Selected text —
--
Tkinter Optical Character Recognition Training Data Labeler

In this post I’ll demonstrate how to build a object oriented Tkinter GUI application for associating labels to filenames in order to quickly and easily build a set of training data. The Submit button will associate the label with the file, and the Save and Quit button will dump the file and its associated label into a Python dict, and then a cPickle file for later use. This is still a little rough around the edges; it assumes that you’re looking for PNG data in the current directory, and the output overwrites previous output, but it’s a start.

Important Resources

I wold not have been able to do this without the help of zetcode for simple, complete, object-oriented examples, and effbot for detailed information about widgets and other best practices.

Code

These are my imports: Tkinter for the GUI, PIL.Image and ImageTk for handling PNG images, glob for finding the PNG images in the working directory, and cPickle for storing the output.

from Tkinter import *
import PIL.Image, ImageTk, cPickle, glob

This is a pretty simple, one-level GUI. We have an entry box, and then two buttons. This is set up so that you can enter data on the keypad and then hit the keypad Enter key to go to the next data. When you’re done, the application produces a cPickle file for later use.

class App( Frame ):
    
    def __init__( self, parent ):
        
        Frame.__init__( self, parent )
                
        self.parent = parent
        self.parent.grid()
        
        self.train = dict()
        self.i = 0
        self.fns = glob.glob("*.png")
        
        ## start up the UI
        self.initUI()
        
    def initUI( self ):
        
        ## set the key bindings for the Enter key, and the keypad Enter key
        self.parent.bind( '<Return>', self.submit_callback )
        self.parent.bind( '<KP_Enter>', self.submit_callback )
        
        ## name of the program
        self.parent.title( "Label Training Data" )
             
        ## open the image
        image = PIL.Image.open( self.fns[ self.i ] )
        photo = ImageTk.PhotoImage( image, master=self )
        
        ## put the image in a Label object
        img_label = Label( self, image=photo )
        img_label.image = photo
        img_label.grid(row=0,columnspan=2)
            
        ## entry
        ent_label = Label( self, text="Label:" )
        ent_label.grid( row=1, column=0 )
        self.entry = Entry( self )
        self.entry.grid( row=1, column=1 )
        self.entry.focus()
            
        ## submit button
        submit_btn = Button( self, text="Submit" )
        submit_btn.bind( '<Button-1>', self.submit_callback )
        submit_btn.grid( row=2, columnspan=2 )
        
        ## quit button
        quit_btn = Button( self, text="Save and Quit", command=self.quit_callback )
        quit_btn.grid( row=3, columnspan=2 )
             
        ## pack it up
        self.pack()
        
    def submit_callback( self, event=None ):
        ## associate the user input with the filename
        self.train[ self.fns[ self.i ] ] = self.entry.get()
--
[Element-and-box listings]
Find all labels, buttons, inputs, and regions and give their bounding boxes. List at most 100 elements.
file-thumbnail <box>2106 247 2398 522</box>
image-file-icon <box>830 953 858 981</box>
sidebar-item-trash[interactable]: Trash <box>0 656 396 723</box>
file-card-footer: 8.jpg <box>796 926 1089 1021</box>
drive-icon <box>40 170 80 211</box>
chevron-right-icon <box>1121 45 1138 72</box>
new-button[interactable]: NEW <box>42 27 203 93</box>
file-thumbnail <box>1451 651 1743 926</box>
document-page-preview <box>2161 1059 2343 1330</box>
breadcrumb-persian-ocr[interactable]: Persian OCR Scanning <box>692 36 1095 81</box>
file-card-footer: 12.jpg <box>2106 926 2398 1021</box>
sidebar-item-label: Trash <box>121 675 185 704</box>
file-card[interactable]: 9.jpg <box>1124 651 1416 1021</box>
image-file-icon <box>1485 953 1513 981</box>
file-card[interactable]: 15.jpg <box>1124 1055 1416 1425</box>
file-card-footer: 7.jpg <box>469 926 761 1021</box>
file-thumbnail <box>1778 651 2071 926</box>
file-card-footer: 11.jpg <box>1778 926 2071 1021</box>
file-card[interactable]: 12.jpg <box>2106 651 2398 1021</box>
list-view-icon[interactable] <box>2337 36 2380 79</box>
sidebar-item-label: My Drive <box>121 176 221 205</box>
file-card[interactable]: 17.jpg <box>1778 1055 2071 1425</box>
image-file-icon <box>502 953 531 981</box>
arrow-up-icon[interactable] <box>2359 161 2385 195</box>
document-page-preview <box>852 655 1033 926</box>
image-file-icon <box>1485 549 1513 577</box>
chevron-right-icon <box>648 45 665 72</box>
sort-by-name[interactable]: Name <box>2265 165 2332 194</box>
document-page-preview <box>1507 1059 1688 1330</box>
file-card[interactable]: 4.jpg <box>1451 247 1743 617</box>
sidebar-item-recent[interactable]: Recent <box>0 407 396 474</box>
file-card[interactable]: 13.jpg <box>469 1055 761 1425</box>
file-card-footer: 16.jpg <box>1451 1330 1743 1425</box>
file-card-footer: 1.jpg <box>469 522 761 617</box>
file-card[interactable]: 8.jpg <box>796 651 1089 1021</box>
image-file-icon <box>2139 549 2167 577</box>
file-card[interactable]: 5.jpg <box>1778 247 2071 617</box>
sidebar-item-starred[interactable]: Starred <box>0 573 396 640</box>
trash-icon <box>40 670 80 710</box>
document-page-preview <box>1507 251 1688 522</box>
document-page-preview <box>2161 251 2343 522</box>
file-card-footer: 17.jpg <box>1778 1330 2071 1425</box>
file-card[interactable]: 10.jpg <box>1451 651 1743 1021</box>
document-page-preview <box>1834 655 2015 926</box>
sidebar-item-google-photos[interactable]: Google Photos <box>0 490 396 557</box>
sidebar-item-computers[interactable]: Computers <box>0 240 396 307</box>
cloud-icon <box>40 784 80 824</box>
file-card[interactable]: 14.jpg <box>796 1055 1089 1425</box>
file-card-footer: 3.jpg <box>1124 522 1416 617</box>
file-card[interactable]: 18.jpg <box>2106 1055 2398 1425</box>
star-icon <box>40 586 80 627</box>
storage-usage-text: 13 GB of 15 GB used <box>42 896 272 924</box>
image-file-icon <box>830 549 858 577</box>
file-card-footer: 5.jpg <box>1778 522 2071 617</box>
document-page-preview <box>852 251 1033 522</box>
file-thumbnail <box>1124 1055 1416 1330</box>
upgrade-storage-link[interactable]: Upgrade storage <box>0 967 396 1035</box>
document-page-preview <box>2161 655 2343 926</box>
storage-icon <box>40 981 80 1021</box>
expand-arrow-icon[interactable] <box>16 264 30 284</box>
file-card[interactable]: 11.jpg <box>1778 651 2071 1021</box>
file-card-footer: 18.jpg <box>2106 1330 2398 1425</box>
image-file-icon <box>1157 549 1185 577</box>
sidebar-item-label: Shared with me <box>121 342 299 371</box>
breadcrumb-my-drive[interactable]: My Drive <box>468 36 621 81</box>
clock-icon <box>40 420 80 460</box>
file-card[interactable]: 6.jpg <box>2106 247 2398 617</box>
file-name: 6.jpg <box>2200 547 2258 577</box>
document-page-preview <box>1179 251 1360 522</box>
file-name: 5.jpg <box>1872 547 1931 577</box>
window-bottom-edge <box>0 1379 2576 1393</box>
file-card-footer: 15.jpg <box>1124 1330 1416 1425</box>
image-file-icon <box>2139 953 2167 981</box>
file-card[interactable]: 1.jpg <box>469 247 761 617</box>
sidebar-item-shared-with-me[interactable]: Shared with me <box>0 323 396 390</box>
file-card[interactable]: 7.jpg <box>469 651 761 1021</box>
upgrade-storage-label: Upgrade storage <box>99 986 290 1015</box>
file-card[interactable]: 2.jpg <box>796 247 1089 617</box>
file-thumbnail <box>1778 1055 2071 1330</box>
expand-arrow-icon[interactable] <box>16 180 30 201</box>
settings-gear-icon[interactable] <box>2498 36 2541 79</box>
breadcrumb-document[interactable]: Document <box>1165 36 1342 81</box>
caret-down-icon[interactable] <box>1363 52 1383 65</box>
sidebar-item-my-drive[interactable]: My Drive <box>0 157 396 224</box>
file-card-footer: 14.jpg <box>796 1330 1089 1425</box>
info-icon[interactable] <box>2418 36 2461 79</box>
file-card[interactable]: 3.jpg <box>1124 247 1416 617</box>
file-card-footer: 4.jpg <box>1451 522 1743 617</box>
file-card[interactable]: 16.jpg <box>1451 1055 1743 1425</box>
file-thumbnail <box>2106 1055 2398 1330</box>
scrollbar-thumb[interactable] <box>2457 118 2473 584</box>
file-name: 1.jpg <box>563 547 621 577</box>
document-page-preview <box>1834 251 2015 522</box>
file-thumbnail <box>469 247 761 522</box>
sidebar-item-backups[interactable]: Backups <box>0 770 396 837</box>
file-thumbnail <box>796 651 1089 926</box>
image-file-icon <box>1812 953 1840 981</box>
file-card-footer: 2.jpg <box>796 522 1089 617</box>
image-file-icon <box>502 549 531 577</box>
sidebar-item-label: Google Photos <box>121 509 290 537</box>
--
Task instructions —
1. Transcribe the part of the Tkinter labeler post starting with "from Tkinter import" and going on through "self.parent.grid()".
2. List every module imported in the import statements of the Tkinter labeler post.
3. Answer these questions from the Tkinter labeler post:
(a) What kind of image data does the application assume it is looking for in the current directory?
(b) What title does the program give its window?
(c) What text does the quit button show?

Task-by-task results —
1.
from Tkinter import *
import PIL.Image, ImageTk, cPickle, glob

This is a pretty simple, one-level GUI. We have an entry box, and then two buttons. This is set up so that you can enter data on the keypad and then hit the keypad Enter key to go to the next data. When you’re done, the application produces a cPickle file for later use.

class App( Frame ):
    
    def __init__( self, parent ):
        
        Frame.__init__( self, parent )
                
        self.parent = parent
        self.parent.grid()

2. Tkinter, PIL.Image, ImageTk, cPickle, glob

3.
(a) PNG data
(b) "Label Training Data"
(c) "Save and Quit"